- _The problem_
What follows is a listing to be transcribed exactly.

- _Records shown_

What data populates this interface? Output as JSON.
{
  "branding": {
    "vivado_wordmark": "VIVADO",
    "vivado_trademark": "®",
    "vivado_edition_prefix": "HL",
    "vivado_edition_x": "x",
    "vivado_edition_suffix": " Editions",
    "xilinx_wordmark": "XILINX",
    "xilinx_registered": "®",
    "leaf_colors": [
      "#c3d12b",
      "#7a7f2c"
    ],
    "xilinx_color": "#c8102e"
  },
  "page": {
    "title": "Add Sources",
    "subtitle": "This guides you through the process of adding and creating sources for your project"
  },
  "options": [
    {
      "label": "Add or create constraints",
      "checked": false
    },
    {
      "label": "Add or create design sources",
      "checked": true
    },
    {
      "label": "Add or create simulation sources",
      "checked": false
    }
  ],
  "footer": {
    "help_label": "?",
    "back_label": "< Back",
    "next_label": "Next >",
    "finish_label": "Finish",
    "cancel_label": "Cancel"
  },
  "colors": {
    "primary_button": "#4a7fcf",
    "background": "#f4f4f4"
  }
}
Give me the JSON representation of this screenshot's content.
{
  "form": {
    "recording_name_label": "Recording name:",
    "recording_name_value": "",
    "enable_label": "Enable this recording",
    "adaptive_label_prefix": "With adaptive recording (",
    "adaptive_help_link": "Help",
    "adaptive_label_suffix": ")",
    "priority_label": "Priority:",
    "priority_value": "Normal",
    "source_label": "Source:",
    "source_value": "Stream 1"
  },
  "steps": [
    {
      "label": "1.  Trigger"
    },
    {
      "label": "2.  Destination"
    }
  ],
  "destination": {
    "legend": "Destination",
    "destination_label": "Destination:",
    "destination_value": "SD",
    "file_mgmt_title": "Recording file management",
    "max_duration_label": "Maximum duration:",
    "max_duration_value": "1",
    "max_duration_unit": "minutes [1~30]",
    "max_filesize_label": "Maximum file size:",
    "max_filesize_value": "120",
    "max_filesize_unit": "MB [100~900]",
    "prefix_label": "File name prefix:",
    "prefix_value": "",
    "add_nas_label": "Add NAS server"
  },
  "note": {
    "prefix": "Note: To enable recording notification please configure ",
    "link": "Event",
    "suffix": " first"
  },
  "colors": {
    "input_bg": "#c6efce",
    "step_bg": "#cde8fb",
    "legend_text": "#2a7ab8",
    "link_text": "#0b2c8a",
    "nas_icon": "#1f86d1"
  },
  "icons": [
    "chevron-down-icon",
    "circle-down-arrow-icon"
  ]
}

- _Answer for the task_
What data populates this interface? Output as JSON.
{
  "branding": {
    "vivado_wordmark": "VIVADO",
    "vivado_trademark": "®",
    "vivado_edition_prefix": "HL",
    "vivado_edition_x": "x",
    "vivado_edition_suffix": " Editions",
    "xilinx_wordmark": "XILINX",
    "xilinx_registered": "®",
    "leaf_colors": [
      "#c3d12b",
      "#7a7f2c"
    ],
    "xilinx_color": "#c8102e"
  },
  "page": {
    "title": "Add Sources",
    "subtitle": "This guides you through the process of adding and creating sources for your project"
  },
  "options": [
    {
      "label": "Add or create constraints",
      "checked": false
    },
    {
      "label": "Add or create design sources",
      "checked": true
    },
    {
      "label": "Add or create simulation sources",
      "checked": false
    }
  ],
  "footer": {
    "help_label": "?",
    "back_label": "< Back",
    "next_label": "Next >",
    "finish_label": "Finish",
    "cancel_label": "Cancel"
  },
  "colors": {
    "primary_button": "#4a7fcf",
    "background": "#f4f4f4"
  }
}
Give me the JSON representation of this screenshot's content.
{
  "form": {
    "recording_name_label": "Recording name:",
    "recording_name_value": "",
    "enable_label": "Enable this recording",
    "adaptive_label_prefix": "With adaptive recording (",
    "adaptive_help_link": "Help",
    "adaptive_label_suffix": ")",
    "priority_label": "Priority:",
    "priority_value": "Normal",
    "source_label": "Source:",
    "source_value": "Stream 1"
  },
  "steps": [
    {
      "label": "1.  Trigger"
    },
    {
      "label": "2.  Destination"
    }
  ],
  "destination": {
    "legend": "Destination",
    "destination_label": "Destination:",
    "destination_value": "SD",
    "file_mgmt_title": "Recording file management",
    "max_duration_label": "Maximum duration:",
    "max_duration_value": "1",
    "max_duration_unit": "minutes [1~30]",
    "max_filesize_label": "Maximum file size:",
    "max_filesize_value": "120",
    "max_filesize_unit": "MB [100~900]",
    "prefix_label": "File name prefix:",
    "prefix_value": "",
    "add_nas_label": "Add NAS server"
  },
  "note": {
    "prefix": "Note: To enable recording notification please configure ",
    "link": "Event",
    "suffix": " first"
  },
  "colors": {
    "input_bg": "#c6efce",
    "step_bg": "#cde8fb",
    "legend_text": "#2a7ab8",
    "link_text": "#0b2c8a",
    "nas_icon": "#1f86d1"
  },
  "icons": [
    "chevron-down-icon",
    "circle-down-arrow-icon"
  ]
}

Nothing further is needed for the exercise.